Task item A
Translate this sentence from the Legato snapshots text into Spanish: "A snapshot captures observable playback state as data, not behavior."
Task item B
In the Legato snapshots text, what does QueueSnapshot carry?
Task item C
Continue the text on Legato's snapshot read model from where it stops.

── Page extract

Snapshots are the shared read model because consumers need a consistent view of playback at any moment, independent of runtime implementation details.

A snapshot captures observable playback state as data, not behavior. This makes it portable across adapters, event streams, and UI layers.

In Legato, the read model is split into:

  • PlaybackSnapshot for current playback projection,
  • QueueSnapshot for queue projection and active index.

This is not accidental duplication. It is a boundary choice: playback timeline and queue topology evolve together, but they are not the same concern.

  • PlaybackSnapshot carries state, active item pointers, timeline values, and the queue projection.
  • QueueSnapshot carries ordered items and nullable currentIndex.

This pairing keeps timeline and queue concerns explicit while still allowing a single playback payload to include queue context.

Think in projections over time, not in imperative commands:

  1. No active item: currentTrack: null, currentIndex: null, queue may be empty or preloaded.

────
── Stored data

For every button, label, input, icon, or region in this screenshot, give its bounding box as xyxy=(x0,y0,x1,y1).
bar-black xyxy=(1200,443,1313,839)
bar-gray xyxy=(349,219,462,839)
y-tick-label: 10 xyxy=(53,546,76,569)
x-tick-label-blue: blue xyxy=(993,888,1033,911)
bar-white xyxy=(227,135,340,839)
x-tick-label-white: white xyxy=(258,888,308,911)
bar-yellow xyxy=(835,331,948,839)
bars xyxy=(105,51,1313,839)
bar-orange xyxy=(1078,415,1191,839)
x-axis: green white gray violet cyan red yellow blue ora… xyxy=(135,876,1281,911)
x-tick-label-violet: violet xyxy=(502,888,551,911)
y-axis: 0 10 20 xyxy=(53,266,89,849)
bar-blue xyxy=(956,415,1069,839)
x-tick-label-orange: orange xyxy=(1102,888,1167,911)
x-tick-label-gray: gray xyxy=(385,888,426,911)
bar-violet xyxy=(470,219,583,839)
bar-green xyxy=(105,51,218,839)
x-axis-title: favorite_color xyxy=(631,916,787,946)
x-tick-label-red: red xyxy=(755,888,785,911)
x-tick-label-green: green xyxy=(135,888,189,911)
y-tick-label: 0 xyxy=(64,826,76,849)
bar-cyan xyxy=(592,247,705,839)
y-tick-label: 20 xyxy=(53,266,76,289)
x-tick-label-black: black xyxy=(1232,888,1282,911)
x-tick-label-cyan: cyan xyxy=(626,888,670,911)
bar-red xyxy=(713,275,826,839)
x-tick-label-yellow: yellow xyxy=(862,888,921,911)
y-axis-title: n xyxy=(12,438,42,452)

────

Your response A
Una instantánea captura el estado de reproducción observable como datos, no como comportamiento.

Your response B
QueueSnapshot carries ordered items and a nullable currentIndex.

Your response C
  2. Activation: currentTrack becomes non-null, currentIndex points to the active queue item.
  3. Progress updates: position changes over time; duration can stay null if timeline is unknown/live-like.
  4. Queue transition: currentIndex changes, currentTrack changes, and queue projection remains the source of ordering truth.
  5. Reset/clear phase: runtime can project back to currentTrack: null and currentIndex: null.

The point is that each snapshot is valid on its own; consumers should react to what is projected now, not to assumptions about what “must” have happened before.

The contract uses nullability and optionality to represent runtime uncertainty explicitly:

  • duration: null means unknown or live-like timeline semantics.
  • currentTrack and currentIndex are nullable when no active item exists.
  • bufferedPosition is optional and can be null when runtime data is unavailable.

These states are intentional parts of the model. Consumers should treat them as valid contract values, not exceptional conditions.

  • Treating duration !== null as automatic seek permission. Duration is evidence of media length, not seekability permission.
  • Treating nullable fields as runtime failure signals. currentTrack: null and currentIndex: null can represent legitimate idle or transition states.
  • Reconstructing queue truth from timeline events alone. Queue ordering and active selection belong to QueueSnapshot.
  • Assuming snapshot updates are command acknowledgements. They are read-model projections and can include uncertainty.

Because snapshots encode uncertainty in the type shape, consumers can apply policy without guessing runtime internals.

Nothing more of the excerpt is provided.